(Data listing)
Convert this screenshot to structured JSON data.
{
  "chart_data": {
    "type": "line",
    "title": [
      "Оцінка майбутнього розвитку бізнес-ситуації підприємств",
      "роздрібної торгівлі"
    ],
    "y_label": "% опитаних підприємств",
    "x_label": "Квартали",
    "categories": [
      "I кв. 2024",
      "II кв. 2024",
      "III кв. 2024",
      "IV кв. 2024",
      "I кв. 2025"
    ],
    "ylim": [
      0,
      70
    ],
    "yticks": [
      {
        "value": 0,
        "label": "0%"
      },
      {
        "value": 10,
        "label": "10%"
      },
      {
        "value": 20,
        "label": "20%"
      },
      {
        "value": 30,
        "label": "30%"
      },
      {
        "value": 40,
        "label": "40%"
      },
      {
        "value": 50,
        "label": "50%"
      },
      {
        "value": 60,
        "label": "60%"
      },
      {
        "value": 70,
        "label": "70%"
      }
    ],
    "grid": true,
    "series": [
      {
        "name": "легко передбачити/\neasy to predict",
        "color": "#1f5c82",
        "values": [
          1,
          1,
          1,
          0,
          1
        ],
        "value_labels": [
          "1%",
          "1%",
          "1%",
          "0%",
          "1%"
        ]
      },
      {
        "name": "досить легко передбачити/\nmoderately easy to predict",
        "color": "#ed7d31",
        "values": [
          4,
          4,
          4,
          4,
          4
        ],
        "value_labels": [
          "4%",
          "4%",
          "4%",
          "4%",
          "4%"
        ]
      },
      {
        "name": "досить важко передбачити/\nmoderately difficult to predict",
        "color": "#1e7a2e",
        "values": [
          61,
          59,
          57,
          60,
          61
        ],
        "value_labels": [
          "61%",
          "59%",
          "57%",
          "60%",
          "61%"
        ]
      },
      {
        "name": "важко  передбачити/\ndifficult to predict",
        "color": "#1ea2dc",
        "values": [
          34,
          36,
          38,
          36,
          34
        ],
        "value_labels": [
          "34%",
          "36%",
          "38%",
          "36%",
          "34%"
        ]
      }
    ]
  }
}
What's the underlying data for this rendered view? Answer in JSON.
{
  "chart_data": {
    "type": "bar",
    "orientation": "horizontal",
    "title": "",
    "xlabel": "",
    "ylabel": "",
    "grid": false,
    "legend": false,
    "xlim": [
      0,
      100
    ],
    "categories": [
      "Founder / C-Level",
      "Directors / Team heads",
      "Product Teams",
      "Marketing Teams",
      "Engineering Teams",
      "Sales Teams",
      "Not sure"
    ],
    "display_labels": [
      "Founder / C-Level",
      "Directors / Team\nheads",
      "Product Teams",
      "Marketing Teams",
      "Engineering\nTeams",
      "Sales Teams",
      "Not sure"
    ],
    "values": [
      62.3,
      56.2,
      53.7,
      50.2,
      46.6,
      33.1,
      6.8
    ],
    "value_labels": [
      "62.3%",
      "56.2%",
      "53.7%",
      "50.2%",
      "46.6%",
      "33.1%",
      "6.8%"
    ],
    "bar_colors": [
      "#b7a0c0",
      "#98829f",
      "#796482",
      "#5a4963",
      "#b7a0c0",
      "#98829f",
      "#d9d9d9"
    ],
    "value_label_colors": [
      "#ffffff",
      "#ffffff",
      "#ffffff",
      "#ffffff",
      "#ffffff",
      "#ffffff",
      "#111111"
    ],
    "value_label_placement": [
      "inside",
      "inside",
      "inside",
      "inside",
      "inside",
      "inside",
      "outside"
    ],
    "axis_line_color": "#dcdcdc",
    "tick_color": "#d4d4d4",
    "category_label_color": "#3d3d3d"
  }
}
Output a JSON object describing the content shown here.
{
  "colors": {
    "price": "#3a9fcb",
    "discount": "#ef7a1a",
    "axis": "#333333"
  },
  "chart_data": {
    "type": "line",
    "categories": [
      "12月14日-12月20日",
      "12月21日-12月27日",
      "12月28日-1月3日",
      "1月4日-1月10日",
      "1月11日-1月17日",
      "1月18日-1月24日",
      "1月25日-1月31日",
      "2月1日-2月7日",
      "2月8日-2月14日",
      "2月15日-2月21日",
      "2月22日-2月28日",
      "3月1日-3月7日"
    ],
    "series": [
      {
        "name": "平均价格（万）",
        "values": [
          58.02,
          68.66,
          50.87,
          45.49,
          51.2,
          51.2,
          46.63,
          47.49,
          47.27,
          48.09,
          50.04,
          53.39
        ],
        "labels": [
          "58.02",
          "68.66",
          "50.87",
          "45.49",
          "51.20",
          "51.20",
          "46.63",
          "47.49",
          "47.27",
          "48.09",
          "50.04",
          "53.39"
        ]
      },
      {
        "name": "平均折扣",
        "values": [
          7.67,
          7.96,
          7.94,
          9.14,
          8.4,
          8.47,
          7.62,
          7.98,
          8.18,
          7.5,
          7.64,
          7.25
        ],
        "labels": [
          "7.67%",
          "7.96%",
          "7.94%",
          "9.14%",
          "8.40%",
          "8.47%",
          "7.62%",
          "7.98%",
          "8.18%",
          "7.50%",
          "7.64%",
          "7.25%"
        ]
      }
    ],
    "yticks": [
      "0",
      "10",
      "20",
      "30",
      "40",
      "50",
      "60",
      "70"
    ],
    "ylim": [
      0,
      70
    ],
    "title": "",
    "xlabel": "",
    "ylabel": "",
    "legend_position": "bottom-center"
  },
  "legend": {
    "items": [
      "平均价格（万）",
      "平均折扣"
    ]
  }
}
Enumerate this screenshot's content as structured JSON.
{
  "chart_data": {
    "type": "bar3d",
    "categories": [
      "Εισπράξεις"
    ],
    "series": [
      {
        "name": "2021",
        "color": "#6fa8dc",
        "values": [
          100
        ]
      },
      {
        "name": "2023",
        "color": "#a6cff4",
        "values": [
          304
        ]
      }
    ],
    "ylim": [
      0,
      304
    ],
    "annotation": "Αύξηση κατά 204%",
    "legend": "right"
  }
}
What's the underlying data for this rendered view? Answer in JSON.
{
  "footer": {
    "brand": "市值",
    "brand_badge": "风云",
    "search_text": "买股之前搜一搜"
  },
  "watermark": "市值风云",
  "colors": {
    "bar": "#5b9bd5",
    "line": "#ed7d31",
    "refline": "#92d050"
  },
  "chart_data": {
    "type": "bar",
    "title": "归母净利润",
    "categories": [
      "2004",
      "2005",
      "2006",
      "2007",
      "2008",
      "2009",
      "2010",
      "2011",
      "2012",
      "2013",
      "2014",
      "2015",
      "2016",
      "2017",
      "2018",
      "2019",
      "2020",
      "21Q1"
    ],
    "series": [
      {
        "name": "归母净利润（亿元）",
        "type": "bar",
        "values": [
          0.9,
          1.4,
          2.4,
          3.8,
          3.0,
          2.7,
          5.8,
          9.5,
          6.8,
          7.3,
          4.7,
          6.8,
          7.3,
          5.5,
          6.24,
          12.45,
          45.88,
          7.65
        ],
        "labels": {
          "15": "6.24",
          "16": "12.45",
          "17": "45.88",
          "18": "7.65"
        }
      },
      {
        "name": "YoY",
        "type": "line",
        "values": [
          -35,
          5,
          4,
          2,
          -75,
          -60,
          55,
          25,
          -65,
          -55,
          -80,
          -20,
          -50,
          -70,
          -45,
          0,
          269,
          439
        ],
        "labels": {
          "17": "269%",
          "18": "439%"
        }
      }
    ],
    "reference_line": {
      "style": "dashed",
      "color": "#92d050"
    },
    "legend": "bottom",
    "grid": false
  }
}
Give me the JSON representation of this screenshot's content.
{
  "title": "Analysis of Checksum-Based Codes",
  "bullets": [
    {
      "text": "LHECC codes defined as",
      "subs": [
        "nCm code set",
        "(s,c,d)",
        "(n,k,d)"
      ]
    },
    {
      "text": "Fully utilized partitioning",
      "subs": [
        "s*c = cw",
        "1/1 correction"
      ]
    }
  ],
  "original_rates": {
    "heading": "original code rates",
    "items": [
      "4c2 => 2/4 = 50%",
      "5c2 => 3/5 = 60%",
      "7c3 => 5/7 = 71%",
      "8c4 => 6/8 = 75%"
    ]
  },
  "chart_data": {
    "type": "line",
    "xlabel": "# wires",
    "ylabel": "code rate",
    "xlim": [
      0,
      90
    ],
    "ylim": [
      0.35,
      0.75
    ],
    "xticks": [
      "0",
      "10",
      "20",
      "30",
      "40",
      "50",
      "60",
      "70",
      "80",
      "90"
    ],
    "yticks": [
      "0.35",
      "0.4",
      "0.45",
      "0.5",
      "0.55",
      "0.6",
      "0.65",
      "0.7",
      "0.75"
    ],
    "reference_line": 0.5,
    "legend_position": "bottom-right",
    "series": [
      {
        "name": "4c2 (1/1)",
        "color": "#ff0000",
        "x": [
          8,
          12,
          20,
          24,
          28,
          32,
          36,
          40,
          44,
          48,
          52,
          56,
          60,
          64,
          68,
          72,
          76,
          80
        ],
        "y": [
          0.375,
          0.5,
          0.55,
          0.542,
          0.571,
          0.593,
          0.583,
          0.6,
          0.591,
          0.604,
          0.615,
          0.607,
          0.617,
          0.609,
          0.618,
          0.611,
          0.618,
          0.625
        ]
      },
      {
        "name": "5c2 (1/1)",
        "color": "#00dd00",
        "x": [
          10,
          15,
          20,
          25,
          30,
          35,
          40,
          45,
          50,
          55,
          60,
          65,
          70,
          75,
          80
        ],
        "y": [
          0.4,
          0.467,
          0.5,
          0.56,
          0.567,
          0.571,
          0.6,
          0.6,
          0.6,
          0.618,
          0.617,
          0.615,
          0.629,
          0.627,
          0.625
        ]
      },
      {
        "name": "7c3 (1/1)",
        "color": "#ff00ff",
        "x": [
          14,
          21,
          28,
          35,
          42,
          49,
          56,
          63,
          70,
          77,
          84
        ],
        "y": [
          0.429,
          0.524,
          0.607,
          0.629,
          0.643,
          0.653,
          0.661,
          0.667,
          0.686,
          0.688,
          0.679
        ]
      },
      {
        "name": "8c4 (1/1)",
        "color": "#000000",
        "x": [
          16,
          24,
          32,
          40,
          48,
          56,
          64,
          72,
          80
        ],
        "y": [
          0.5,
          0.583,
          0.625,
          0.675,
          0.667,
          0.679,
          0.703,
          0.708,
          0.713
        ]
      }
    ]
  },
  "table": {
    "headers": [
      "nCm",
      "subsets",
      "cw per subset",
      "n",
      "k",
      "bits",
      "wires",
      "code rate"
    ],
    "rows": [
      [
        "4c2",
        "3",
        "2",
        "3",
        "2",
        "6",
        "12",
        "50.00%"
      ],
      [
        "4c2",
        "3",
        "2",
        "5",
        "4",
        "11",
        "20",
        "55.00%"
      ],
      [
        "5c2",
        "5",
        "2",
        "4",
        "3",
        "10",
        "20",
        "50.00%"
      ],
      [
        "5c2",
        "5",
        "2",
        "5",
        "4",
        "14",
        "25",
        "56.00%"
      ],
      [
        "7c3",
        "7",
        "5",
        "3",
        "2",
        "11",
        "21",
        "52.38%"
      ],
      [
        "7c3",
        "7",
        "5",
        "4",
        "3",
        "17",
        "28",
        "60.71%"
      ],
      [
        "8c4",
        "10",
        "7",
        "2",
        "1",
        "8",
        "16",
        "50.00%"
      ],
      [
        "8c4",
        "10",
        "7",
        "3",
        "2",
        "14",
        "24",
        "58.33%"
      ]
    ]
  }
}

_Objective_
Show all lines from the records above where the word "this" occurs.

_Written reply_
Convert this screenshot to structured JSON data.
What's the underlying data for this rendered view? Answer in JSON.
Enumerate this screenshot's content as structured JSON.
What's the underlying data for this rendered view? Answer in JSON.
Give me the JSON representation of this screenshot's content.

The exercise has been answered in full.